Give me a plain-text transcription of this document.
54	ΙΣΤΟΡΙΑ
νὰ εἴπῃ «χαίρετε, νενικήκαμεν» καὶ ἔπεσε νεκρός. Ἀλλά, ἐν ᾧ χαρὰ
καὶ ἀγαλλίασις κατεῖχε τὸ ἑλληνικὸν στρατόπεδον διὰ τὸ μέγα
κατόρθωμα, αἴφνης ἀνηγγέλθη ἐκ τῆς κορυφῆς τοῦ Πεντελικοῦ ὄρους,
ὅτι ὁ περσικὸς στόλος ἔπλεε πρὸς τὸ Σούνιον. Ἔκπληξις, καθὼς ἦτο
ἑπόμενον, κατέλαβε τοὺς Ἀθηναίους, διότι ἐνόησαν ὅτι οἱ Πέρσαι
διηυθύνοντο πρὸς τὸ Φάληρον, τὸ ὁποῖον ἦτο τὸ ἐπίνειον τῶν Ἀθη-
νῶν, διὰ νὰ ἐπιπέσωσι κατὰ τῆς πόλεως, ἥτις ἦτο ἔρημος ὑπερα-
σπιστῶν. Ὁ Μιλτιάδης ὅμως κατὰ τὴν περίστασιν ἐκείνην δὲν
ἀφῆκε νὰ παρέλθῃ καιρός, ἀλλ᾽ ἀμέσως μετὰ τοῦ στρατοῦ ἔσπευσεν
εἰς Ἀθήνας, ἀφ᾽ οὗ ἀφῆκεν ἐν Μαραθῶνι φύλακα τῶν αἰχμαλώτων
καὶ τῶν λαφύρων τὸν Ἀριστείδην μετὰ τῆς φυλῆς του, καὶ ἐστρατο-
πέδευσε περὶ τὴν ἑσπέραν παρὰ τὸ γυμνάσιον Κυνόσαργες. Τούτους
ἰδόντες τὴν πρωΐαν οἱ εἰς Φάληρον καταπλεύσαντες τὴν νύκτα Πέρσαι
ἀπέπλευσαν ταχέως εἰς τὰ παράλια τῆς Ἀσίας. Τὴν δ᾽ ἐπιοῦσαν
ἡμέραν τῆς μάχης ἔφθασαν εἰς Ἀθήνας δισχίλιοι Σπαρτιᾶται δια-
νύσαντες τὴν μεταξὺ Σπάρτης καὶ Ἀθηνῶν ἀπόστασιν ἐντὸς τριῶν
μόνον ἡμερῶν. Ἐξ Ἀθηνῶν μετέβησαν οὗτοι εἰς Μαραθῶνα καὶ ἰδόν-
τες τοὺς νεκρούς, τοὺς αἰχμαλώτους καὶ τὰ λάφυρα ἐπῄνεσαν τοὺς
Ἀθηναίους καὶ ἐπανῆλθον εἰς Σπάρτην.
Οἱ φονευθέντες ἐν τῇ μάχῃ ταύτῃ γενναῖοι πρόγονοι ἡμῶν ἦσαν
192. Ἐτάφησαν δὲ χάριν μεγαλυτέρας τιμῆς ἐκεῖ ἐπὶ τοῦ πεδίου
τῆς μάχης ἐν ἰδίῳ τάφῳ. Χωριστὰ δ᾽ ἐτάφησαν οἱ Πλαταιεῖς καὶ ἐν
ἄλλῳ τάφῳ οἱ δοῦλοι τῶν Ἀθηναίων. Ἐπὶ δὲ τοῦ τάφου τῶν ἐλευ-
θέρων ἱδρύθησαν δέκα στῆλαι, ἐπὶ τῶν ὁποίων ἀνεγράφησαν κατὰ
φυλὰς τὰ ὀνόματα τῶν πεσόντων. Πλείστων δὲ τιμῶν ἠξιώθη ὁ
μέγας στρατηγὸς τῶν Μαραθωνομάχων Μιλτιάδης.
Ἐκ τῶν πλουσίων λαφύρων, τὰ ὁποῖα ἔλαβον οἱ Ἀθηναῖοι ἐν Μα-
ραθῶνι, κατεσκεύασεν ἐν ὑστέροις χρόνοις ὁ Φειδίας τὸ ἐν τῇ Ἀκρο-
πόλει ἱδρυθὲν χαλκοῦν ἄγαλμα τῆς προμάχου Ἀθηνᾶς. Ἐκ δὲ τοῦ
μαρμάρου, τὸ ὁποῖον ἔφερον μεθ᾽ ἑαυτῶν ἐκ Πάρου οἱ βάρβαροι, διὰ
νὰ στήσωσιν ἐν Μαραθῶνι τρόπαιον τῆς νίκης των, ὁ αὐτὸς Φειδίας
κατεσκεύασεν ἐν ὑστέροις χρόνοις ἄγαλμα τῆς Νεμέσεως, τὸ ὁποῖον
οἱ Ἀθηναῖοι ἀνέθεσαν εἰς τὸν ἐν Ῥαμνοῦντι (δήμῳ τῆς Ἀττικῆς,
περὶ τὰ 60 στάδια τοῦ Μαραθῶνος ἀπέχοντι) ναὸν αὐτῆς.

---

### Aim
Print the listing above in full, exactly as it is.

### Reply to the exercise
Give me a plain-text transcription of this document.
54	ΙΣΤΟΡΙΑ
νὰ εἴπῃ «χαίρετε, νενικήκαμεν» καὶ ἔπεσε νεκρός. Ἀλλά, ἐν ᾧ χαρὰ
καὶ ἀγαλλίασις κατεῖχε τὸ ἑλληνικὸν στρατόπεδον διὰ τὸ μέγα
κατόρθωμα, αἴφνης ἀνηγγέλθη ἐκ τῆς κορυφῆς τοῦ Πεντελικοῦ ὄρους,
ὅτι ὁ περσικὸς στόλος ἔπλεε πρὸς τὸ Σούνιον. Ἔκπληξις, καθὼς ἦτο
ἑπόμενον, κατέλαβε τοὺς Ἀθηναίους, διότι ἐνόησαν ὅτι οἱ Πέρσαι
διηυθύνοντο πρὸς τὸ Φάληρον, τὸ ὁποῖον ἦτο τὸ ἐπίνειον τῶν Ἀθη-
νῶν, διὰ νὰ ἐπιπέσωσι κατὰ τῆς πόλεως, ἥτις ἦτο ἔρημος ὑπερα-
σπιστῶν. Ὁ Μιλτιάδης ὅμως κατὰ τὴν περίστασιν ἐκείνην δὲν
ἀφῆκε νὰ παρέλθῃ καιρός, ἀλλ᾽ ἀμέσως μετὰ τοῦ στρατοῦ ἔσπευσεν
εἰς Ἀθήνας, ἀφ᾽ οὗ ἀφῆκεν ἐν Μαραθῶνι φύλακα τῶν αἰχμαλώτων
καὶ τῶν λαφύρων τὸν Ἀριστείδην μετὰ τῆς φυλῆς του, καὶ ἐστρατο-
πέδευσε περὶ τὴν ἑσπέραν παρὰ τὸ γυμνάσιον Κυνόσαργες. Τούτους
ἰδόντες τὴν πρωΐαν οἱ εἰς Φάληρον καταπλεύσαντες τὴν νύκτα Πέρσαι
ἀπέπλευσαν ταχέως εἰς τὰ παράλια τῆς Ἀσίας. Τὴν δ᾽ ἐπιοῦσαν
ἡμέραν τῆς μάχης ἔφθασαν εἰς Ἀθήνας δισχίλιοι Σπαρτιᾶται δια-
νύσαντες τὴν μεταξὺ Σπάρτης καὶ Ἀθηνῶν ἀπόστασιν ἐντὸς τριῶν
μόνον ἡμερῶν. Ἐξ Ἀθηνῶν μετέβησαν οὗτοι εἰς Μαραθῶνα καὶ ἰδόν-
τες τοὺς νεκρούς, τοὺς αἰχμαλώτους καὶ τὰ λάφυρα ἐπῄνεσαν τοὺς
Ἀθηναίους καὶ ἐπανῆλθον εἰς Σπάρτην.
Οἱ φονευθέντες ἐν τῇ μάχῃ ταύτῃ γενναῖοι πρόγονοι ἡμῶν ἦσαν
192. Ἐτάφησαν δὲ χάριν μεγαλυτέρας τιμῆς ἐκεῖ ἐπὶ τοῦ πεδίου
τῆς μάχης ἐν ἰδίῳ τάφῳ. Χωριστὰ δ᾽ ἐτάφησαν οἱ Πλαταιεῖς καὶ ἐν
ἄλλῳ τάφῳ οἱ δοῦλοι τῶν Ἀθηναίων. Ἐπὶ δὲ τοῦ τάφου τῶν ἐλευ-
θέρων ἱδρύθησαν δέκα στῆλαι, ἐπὶ τῶν ὁποίων ἀνεγράφησαν κατὰ
φυλὰς τὰ ὀνόματα τῶν πεσόντων. Πλείστων δὲ τιμῶν ἠξιώθη ὁ
μέγας στρατηγὸς τῶν Μαραθωνομάχων Μιλτιάδης.
Ἐκ τῶν πλουσίων λαφύρων, τὰ ὁποῖα ἔλαβον οἱ Ἀθηναῖοι ἐν Μα-
ραθῶνι, κατεσκεύασεν ἐν ὑστέροις χρόνοις ὁ Φειδίας τὸ ἐν τῇ Ἀκρο-
πόλει ἱδρυθὲν χαλκοῦν ἄγαλμα τῆς προμάχου Ἀθηνᾶς. Ἐκ δὲ τοῦ
μαρμάρου, τὸ ὁποῖον ἔφερον μεθ᾽ ἑαυτῶν ἐκ Πάρου οἱ βάρβαροι, διὰ
νὰ στήσωσιν ἐν Μαραθῶνι τρόπαιον τῆς νίκης των, ὁ αὐτὸς Φειδίας
κατεσκεύασεν ἐν ὑστέροις χρόνοις ἄγαλμα τῆς Νεμέσεως, τὸ ὁποῖον
οἱ Ἀθηναῖοι ἀνέθεσαν εἰς τὸν ἐν Ῥαμνοῦντι (δήμῳ τῆς Ἀττικῆς,
περὶ τὰ 60 στάδια τοῦ Μαραθῶνος ἀπέχοντι) ναὸν αὐτῆς.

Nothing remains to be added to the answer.